SET PROBLEM: Output the full listing below exactly, without the pictures.

DATA ROWS:
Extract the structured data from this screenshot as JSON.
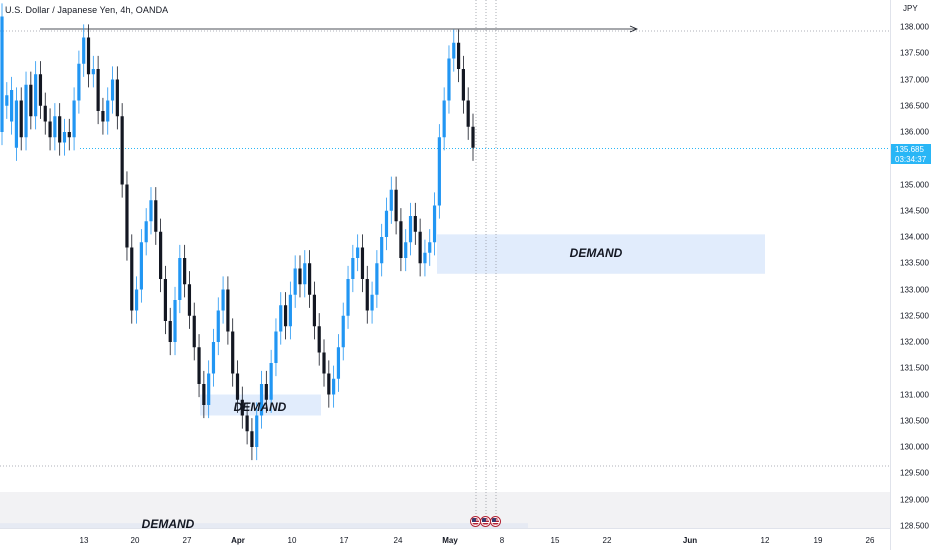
{
  "header": {
    "title": "U.S. Dollar / Japanese Yen, 4h, OANDA"
  },
  "price_axis": {
    "currency": "JPY",
    "ticks": [
      "138.000",
      "137.500",
      "137.000",
      "136.500",
      "136.000",
      "135.500",
      "135.000",
      "134.500",
      "134.000",
      "133.500",
      "133.000",
      "132.500",
      "132.000",
      "131.500",
      "131.000",
      "130.500",
      "130.000",
      "129.500",
      "129.000",
      "128.500"
    ],
    "last_price": "135.685",
    "countdown": "03:34:37"
  },
  "time_axis": {
    "ticks": [
      "13",
      "20",
      "27",
      "Apr",
      "10",
      "17",
      "24",
      "May",
      "8",
      "15",
      "22",
      "Jun",
      "12",
      "19",
      "26"
    ]
  },
  "zones": [
    {
      "label": "DEMAND"
    },
    {
      "label": "DEMAND"
    },
    {
      "label": "DEMAND"
    }
  ],
  "events": [
    {
      "icon": "us-flag-icon"
    },
    {
      "icon": "us-flag-icon"
    },
    {
      "icon": "us-flag-icon"
    }
  ],
  "colors": {
    "up": "#2196f3",
    "down": "#131722",
    "zone": "#dce9fb",
    "price_line": "#29b6f6",
    "grid": "#e0e3eb"
  },
  "chart_data": {
    "type": "candlestick",
    "symbol": "USDJPY",
    "timeframe": "4h",
    "ylim": [
      128.3,
      138.4
    ],
    "last": 135.685,
    "zones": [
      {
        "low": 133.3,
        "high": 134.05
      },
      {
        "low": 130.6,
        "high": 131.0
      },
      {
        "low": 128.25,
        "high": 128.55
      }
    ],
    "swing_high": 137.9,
    "series": [
      [
        136.0,
        138.2
      ],
      [
        136.5,
        136.7
      ],
      [
        136.2,
        136.8
      ],
      [
        135.7,
        136.6
      ],
      [
        136.6,
        135.9
      ],
      [
        135.9,
        136.9
      ],
      [
        136.9,
        136.3
      ],
      [
        136.3,
        137.1
      ],
      [
        137.1,
        136.5
      ],
      [
        136.5,
        136.2
      ],
      [
        136.2,
        135.9
      ],
      [
        135.9,
        136.3
      ],
      [
        136.3,
        135.8
      ],
      [
        135.8,
        136.0
      ],
      [
        136.0,
        135.9
      ],
      [
        135.9,
        136.6
      ],
      [
        136.6,
        137.3
      ],
      [
        137.3,
        137.8
      ],
      [
        137.8,
        137.1
      ],
      [
        137.1,
        137.2
      ],
      [
        137.2,
        136.4
      ],
      [
        136.4,
        136.2
      ],
      [
        136.2,
        136.6
      ],
      [
        136.6,
        137.0
      ],
      [
        137.0,
        136.3
      ],
      [
        136.3,
        135.0
      ],
      [
        135.0,
        133.8
      ],
      [
        133.8,
        132.6
      ],
      [
        132.6,
        133.0
      ],
      [
        133.0,
        133.9
      ],
      [
        133.9,
        134.3
      ],
      [
        134.3,
        134.7
      ],
      [
        134.7,
        134.1
      ],
      [
        134.1,
        133.2
      ],
      [
        133.2,
        132.4
      ],
      [
        132.4,
        132.0
      ],
      [
        132.0,
        132.8
      ],
      [
        132.8,
        133.6
      ],
      [
        133.6,
        133.1
      ],
      [
        133.1,
        132.5
      ],
      [
        132.5,
        131.9
      ],
      [
        131.9,
        131.2
      ],
      [
        131.2,
        130.8
      ],
      [
        130.8,
        131.4
      ],
      [
        131.4,
        132.0
      ],
      [
        132.0,
        132.6
      ],
      [
        132.6,
        133.0
      ],
      [
        133.0,
        132.2
      ],
      [
        132.2,
        131.4
      ],
      [
        131.4,
        130.9
      ],
      [
        130.9,
        130.6
      ],
      [
        130.6,
        130.3
      ],
      [
        130.3,
        130.0
      ],
      [
        130.0,
        130.6
      ],
      [
        130.6,
        131.2
      ],
      [
        131.2,
        130.9
      ],
      [
        130.9,
        131.6
      ],
      [
        131.6,
        132.2
      ],
      [
        132.2,
        132.7
      ],
      [
        132.7,
        132.3
      ],
      [
        132.3,
        132.9
      ],
      [
        132.9,
        133.4
      ],
      [
        133.4,
        133.1
      ],
      [
        133.1,
        133.5
      ],
      [
        133.5,
        132.9
      ],
      [
        132.9,
        132.3
      ],
      [
        132.3,
        131.8
      ],
      [
        131.8,
        131.4
      ],
      [
        131.4,
        131.0
      ],
      [
        131.0,
        131.3
      ],
      [
        131.3,
        131.9
      ],
      [
        131.9,
        132.5
      ],
      [
        132.5,
        133.2
      ],
      [
        133.2,
        133.6
      ],
      [
        133.6,
        133.8
      ],
      [
        133.8,
        133.2
      ],
      [
        133.2,
        132.6
      ],
      [
        132.6,
        132.9
      ],
      [
        132.9,
        133.5
      ],
      [
        133.5,
        134.0
      ],
      [
        134.0,
        134.5
      ],
      [
        134.5,
        134.9
      ],
      [
        134.9,
        134.3
      ],
      [
        134.3,
        133.6
      ],
      [
        133.6,
        133.9
      ],
      [
        133.9,
        134.4
      ],
      [
        134.4,
        134.1
      ],
      [
        134.1,
        133.5
      ],
      [
        133.5,
        133.7
      ],
      [
        133.7,
        133.9
      ],
      [
        133.9,
        134.6
      ],
      [
        134.6,
        135.9
      ],
      [
        135.9,
        136.6
      ],
      [
        136.6,
        137.4
      ],
      [
        137.4,
        137.7
      ],
      [
        137.7,
        137.2
      ],
      [
        137.2,
        136.6
      ],
      [
        136.6,
        136.1
      ],
      [
        136.1,
        135.7
      ]
    ]
  }
}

REPLY TO THE EXERCISE:
Extract the structured data from this screenshot as JSON.
{
  "header": {
    "title": "U.S. Dollar / Japanese Yen, 4h, OANDA"
  },
  "price_axis": {
    "currency": "JPY",
    "ticks": [
      "138.000",
      "137.500",
      "137.000",
      "136.500",
      "136.000",
      "135.500",
      "135.000",
      "134.500",
      "134.000",
      "133.500",
      "133.000",
      "132.500",
      "132.000",
      "131.500",
      "131.000",
      "130.500",
      "130.000",
      "129.500",
      "129.000",
      "128.500"
    ],
    "last_price": "135.685",
    "countdown": "03:34:37"
  },
  "time_axis": {
    "ticks": [
      "13",
      "20",
      "27",
      "Apr",
      "10",
      "17",
      "24",
      "May",
      "8",
      "15",
      "22",
      "Jun",
      "12",
      "19",
      "26"
    ]
  },
  "zones": [
    {
      "label": "DEMAND"
    },
    {
      "label": "DEMAND"
    },
    {
      "label": "DEMAND"
    }
  ],
  "events": [
    {
      "icon": "us-flag-icon"
    },
    {
      "icon": "us-flag-icon"
    },
    {
      "icon": "us-flag-icon"
    }
  ],
  "colors": {
    "up": "#2196f3",
    "down": "#131722",
    "zone": "#dce9fb",
    "price_line": "#29b6f6",
    "grid": "#e0e3eb"
  },
  "chart_data": {
    "type": "candlestick",
    "symbol": "USDJPY",
    "timeframe": "4h",
    "ylim": [
      128.3,
      138.4
    ],
    "last": 135.685,
    "zones": [
      {
        "low": 133.3,
        "high": 134.05
      },
      {
        "low": 130.6,
        "high": 131.0
      },
      {
        "low": 128.25,
        "high": 128.55
      }
    ],
    "swing_high": 137.9,
    "series": [
      [
        136.0,
        138.2
      ],
      [
        136.5,
        136.7
      ],
      [
        136.2,
        136.8
      ],
      [
        135.7,
        136.6
      ],
      [
        136.6,
        135.9
      ],
      [
        135.9,
        136.9
      ],
      [
        136.9,
        136.3
      ],
      [
        136.3,
        137.1
      ],
      [
        137.1,
        136.5
      ],
      [
        136.5,
        136.2
      ],
      [
        136.2,
        135.9
      ],
      [
        135.9,
        136.3
      ],
      [
        136.3,
        135.8
      ],
      [
        135.8,
        136.0
      ],
      [
        136.0,
        135.9
      ],
      [
        135.9,
        136.6
      ],
      [
        136.6,
        137.3
      ],
      [
        137.3,
        137.8
      ],
      [
        137.8,
        137.1
      ],
      [
        137.1,
        137.2
      ],
      [
        137.2,
        136.4
      ],
      [
        136.4,
        136.2
      ],
      [
        136.2,
        136.6
      ],
      [
        136.6,
        137.0
      ],
      [
        137.0,
        136.3
      ],
      [
        136.3,
        135.0
      ],
      [
        135.0,
        133.8
      ],
      [
        133.8,
        132.6
      ],
      [
        132.6,
        133.0
      ],
      [
        133.0,
        133.9
      ],
      [
        133.9,
        134.3
      ],
      [
        134.3,
        134.7
      ],
      [
        134.7,
        134.1
      ],
      [
        134.1,
        133.2
      ],
      [
        133.2,
        132.4
      ],
      [
        132.4,
        132.0
      ],
      [
        132.0,
        132.8
      ],
      [
        132.8,
        133.6
      ],
      [
        133.6,
        133.1
      ],
      [
        133.1,
        132.5
      ],
      [
        132.5,
        131.9
      ],
      [
        131.9,
        131.2
      ],
      [
        131.2,
        130.8
      ],
      [
        130.8,
        131.4
      ],
      [
        131.4,
        132.0
      ],
      [
        132.0,
        132.6
      ],
      [
        132.6,
        133.0
      ],
      [
        133.0,
        132.2
      ],
      [
        132.2,
        131.4
      ],
      [
        131.4,
        130.9
      ],
      [
        130.9,
        130.6
      ],
      [
        130.6,
        130.3
      ],
      [
        130.3,
        130.0
      ],
      [
        130.0,
        130.6
      ],
      [
        130.6,
        131.2
      ],
      [
        131.2,
        130.9
      ],
      [
        130.9,
        131.6
      ],
      [
        131.6,
        132.2
      ],
      [
        132.2,
        132.7
      ],
      [
        132.7,
        132.3
      ],
      [
        132.3,
        132.9
      ],
      [
        132.9,
        133.4
      ],
      [
        133.4,
        133.1
      ],
      [
        133.1,
        133.5
      ],
      [
        133.5,
        132.9
      ],
      [
        132.9,
        132.3
      ],
      [
        132.3,
        131.8
      ],
      [
        131.8,
        131.4
      ],
      [
        131.4,
        131.0
      ],
      [
        131.0,
        131.3
      ],
      [
        131.3,
        131.9
      ],
      [
        131.9,
        132.5
      ],
      [
        132.5,
        133.2
      ],
      [
        133.2,
        133.6
      ],
      [
        133.6,
        133.8
      ],
      [
        133.8,
        133.2
      ],
      [
        133.2,
        132.6
      ],
      [
        132.6,
        132.9
      ],
      [
        132.9,
        133.5
      ],
      [
        133.5,
        134.0
      ],
      [
        134.0,
        134.5
      ],
      [
        134.5,
        134.9
      ],
      [
        134.9,
        134.3
      ],
      [
        134.3,
        133.6
      ],
      [
        133.6,
        133.9
      ],
      [
        133.9,
        134.4
      ],
      [
        134.4,
        134.1
      ],
      [
        134.1,
        133.5
      ],
      [
        133.5,
        133.7
      ],
      [
        133.7,
        133.9
      ],
      [
        133.9,
        134.6
      ],
      [
        134.6,
        135.9
      ],
      [
        135.9,
        136.6
      ],
      [
        136.6,
        137.4
      ],
      [
        137.4,
        137.7
      ],
      [
        137.7,
        137.2
      ],
      [
        137.2,
        136.6
      ],
      [
        136.6,
        136.1
      ],
      [
        136.1,
        135.7
      ]
    ]
  }
}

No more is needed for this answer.